(Given entries)
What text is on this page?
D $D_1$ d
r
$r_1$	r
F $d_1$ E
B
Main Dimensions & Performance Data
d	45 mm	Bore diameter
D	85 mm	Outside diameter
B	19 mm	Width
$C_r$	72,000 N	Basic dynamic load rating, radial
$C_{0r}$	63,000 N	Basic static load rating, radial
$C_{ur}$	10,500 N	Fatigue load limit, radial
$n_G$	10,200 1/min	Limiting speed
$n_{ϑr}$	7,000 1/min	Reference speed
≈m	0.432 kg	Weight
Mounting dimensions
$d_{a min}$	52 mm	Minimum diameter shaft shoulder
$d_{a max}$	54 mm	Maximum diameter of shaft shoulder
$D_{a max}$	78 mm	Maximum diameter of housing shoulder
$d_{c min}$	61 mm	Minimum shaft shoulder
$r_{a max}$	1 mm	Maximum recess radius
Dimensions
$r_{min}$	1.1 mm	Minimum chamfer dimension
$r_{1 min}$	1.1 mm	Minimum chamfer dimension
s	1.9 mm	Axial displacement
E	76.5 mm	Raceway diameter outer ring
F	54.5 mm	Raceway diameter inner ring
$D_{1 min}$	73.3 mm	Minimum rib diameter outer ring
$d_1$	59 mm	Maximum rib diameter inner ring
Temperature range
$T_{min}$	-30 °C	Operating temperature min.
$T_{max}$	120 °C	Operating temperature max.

(Exercise task) Gather all lines from the records above in which "shaft" appears.

(Solved exercise)
$d_{a min}$	52 mm	Minimum diameter shaft shoulder
$d_{a max}$	54 mm	Maximum diameter of shaft shoulder
$d_{c min}$	61 mm	Minimum shaft shoulder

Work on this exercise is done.